(Figure data in JSON)
-- START --
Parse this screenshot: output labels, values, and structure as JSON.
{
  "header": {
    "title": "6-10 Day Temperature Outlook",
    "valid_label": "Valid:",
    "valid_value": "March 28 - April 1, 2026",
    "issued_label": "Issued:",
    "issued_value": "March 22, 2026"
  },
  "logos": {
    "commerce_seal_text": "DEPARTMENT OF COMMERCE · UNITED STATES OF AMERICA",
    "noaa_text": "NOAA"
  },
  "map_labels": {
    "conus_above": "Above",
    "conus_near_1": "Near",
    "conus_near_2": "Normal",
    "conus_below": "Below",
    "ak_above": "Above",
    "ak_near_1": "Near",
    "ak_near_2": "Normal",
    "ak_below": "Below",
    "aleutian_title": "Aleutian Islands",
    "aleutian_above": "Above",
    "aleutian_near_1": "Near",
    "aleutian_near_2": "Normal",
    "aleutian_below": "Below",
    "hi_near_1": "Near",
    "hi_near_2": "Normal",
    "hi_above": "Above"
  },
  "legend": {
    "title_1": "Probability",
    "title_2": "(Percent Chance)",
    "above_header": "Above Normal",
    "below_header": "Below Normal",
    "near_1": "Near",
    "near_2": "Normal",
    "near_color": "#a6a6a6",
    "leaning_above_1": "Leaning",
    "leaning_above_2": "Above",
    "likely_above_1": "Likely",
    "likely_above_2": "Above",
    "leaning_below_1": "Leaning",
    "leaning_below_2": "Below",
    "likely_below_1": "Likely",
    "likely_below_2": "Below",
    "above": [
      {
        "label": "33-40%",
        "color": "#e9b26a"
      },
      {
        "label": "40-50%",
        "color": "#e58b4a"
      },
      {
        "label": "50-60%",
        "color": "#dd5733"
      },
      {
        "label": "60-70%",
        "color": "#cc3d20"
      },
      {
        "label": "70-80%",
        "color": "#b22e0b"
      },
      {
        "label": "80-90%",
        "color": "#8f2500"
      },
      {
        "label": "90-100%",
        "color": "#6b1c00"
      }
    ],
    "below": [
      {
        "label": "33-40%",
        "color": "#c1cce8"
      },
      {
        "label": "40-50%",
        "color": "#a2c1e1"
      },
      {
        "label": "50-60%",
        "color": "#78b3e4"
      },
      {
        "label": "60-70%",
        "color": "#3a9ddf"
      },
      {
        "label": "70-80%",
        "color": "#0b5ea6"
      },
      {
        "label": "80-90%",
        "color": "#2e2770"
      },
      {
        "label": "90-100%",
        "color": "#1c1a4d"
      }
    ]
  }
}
-- END --
WORK TO DO → Scan the lines for the string "March". Pick out every line that has it.

EXPECTED ANSWER →
    "valid_value": "March 28 - April 1, 2026",
    "issued_value": "March 22, 2026"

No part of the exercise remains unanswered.